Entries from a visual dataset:
>>>

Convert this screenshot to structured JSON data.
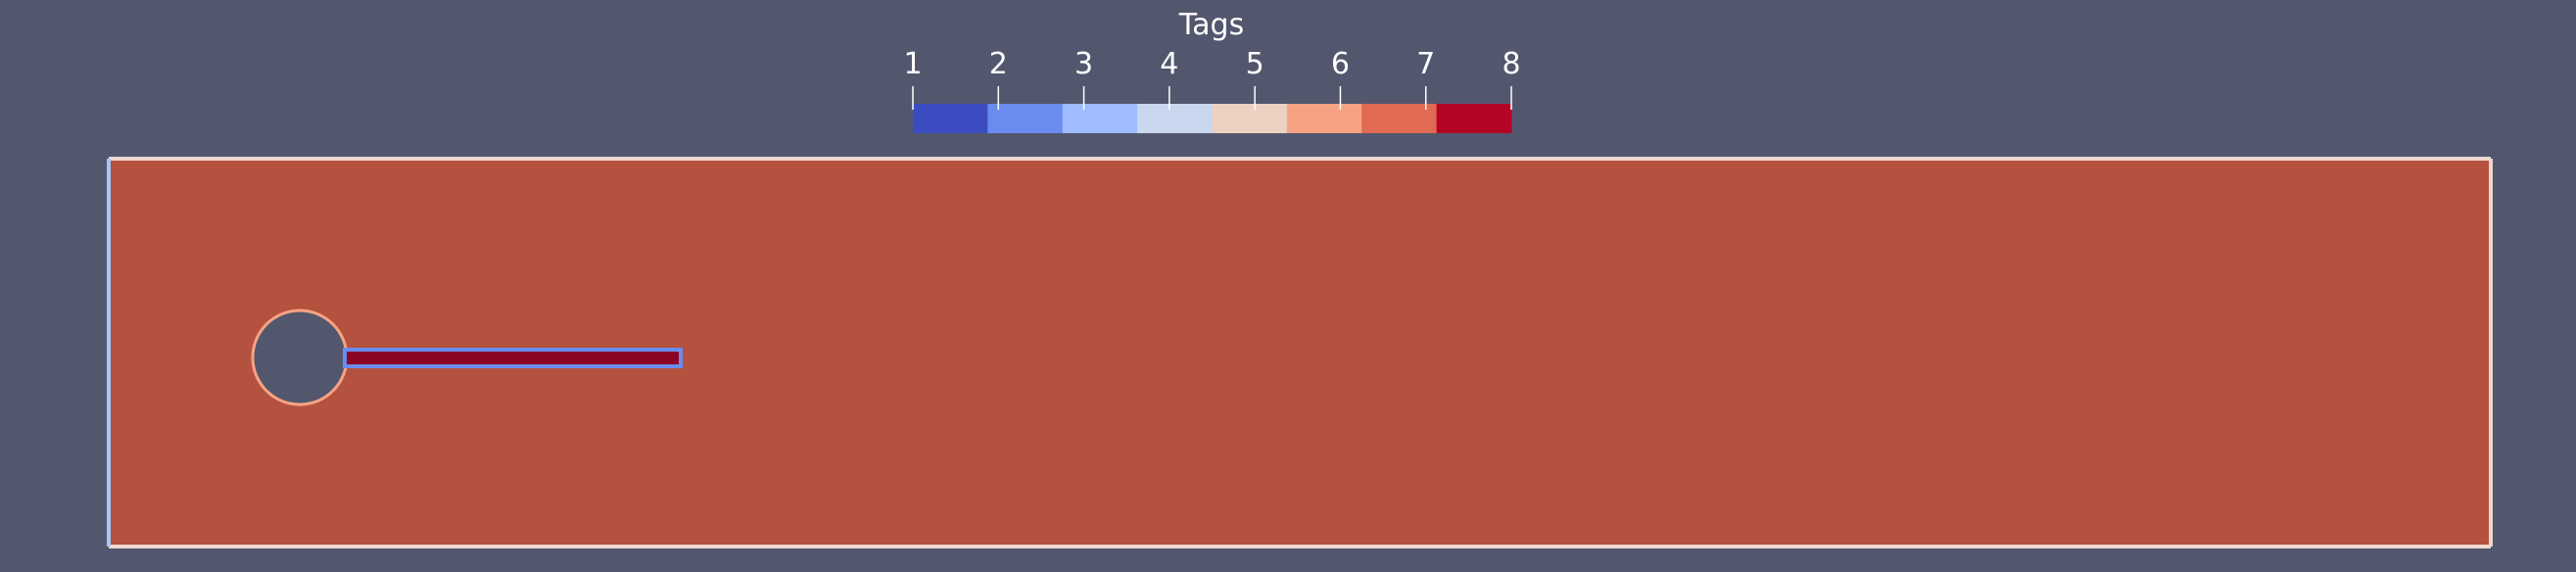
{
  "colorbar": {
    "title": "Tags",
    "ticks": [
      "1",
      "2",
      "3",
      "4",
      "5",
      "6",
      "7",
      "8"
    ],
    "colors": [
      "#3b4cc0",
      "#6a8bef",
      "#9ebcff",
      "#c9d7ef",
      "#edd1c2",
      "#f6a384",
      "#e06a53",
      "#b40426"
    ]
  },
  "colors": {
    "background": "#52576e",
    "domain_fill": "#b4523f",
    "outer_left_edge": "#a9c4f6",
    "outer_boundary": "#efd8d0",
    "cylinder_edge": "#f6a384",
    "flag_fill": "#8b0524",
    "flag_edge": "#6a8bef"
  }
}
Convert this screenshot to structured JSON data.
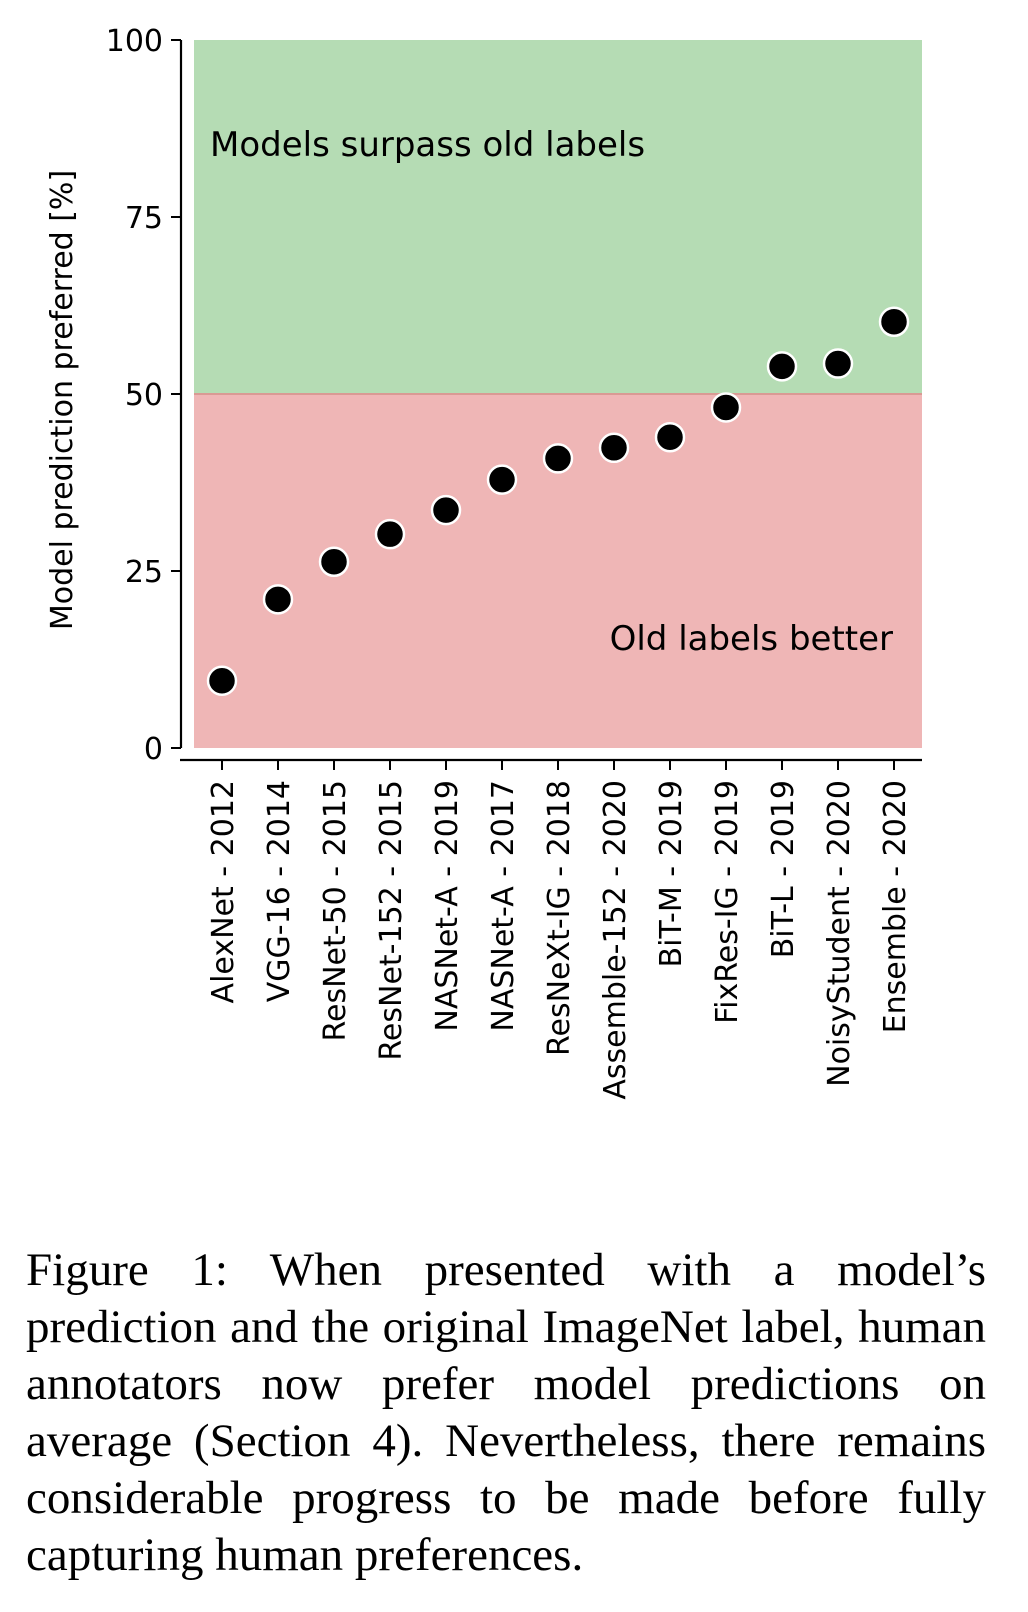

<<<

Restate the entire listing word for word, excluding pictures.

== Worked answer ==
Convert this screenshot to structured JSON data.
{
  "colorbar": {
    "title": "Tags",
    "ticks": [
      "1",
      "2",
      "3",
      "4",
      "5",
      "6",
      "7",
      "8"
    ],
    "colors": [
      "#3b4cc0",
      "#6a8bef",
      "#9ebcff",
      "#c9d7ef",
      "#edd1c2",
      "#f6a384",
      "#e06a53",
      "#b40426"
    ]
  },
  "colors": {
    "background": "#52576e",
    "domain_fill": "#b4523f",
    "outer_left_edge": "#a9c4f6",
    "outer_boundary": "#efd8d0",
    "cylinder_edge": "#f6a384",
    "flag_fill": "#8b0524",
    "flag_edge": "#6a8bef"
  }
}
Convert this screenshot to structured JSON data.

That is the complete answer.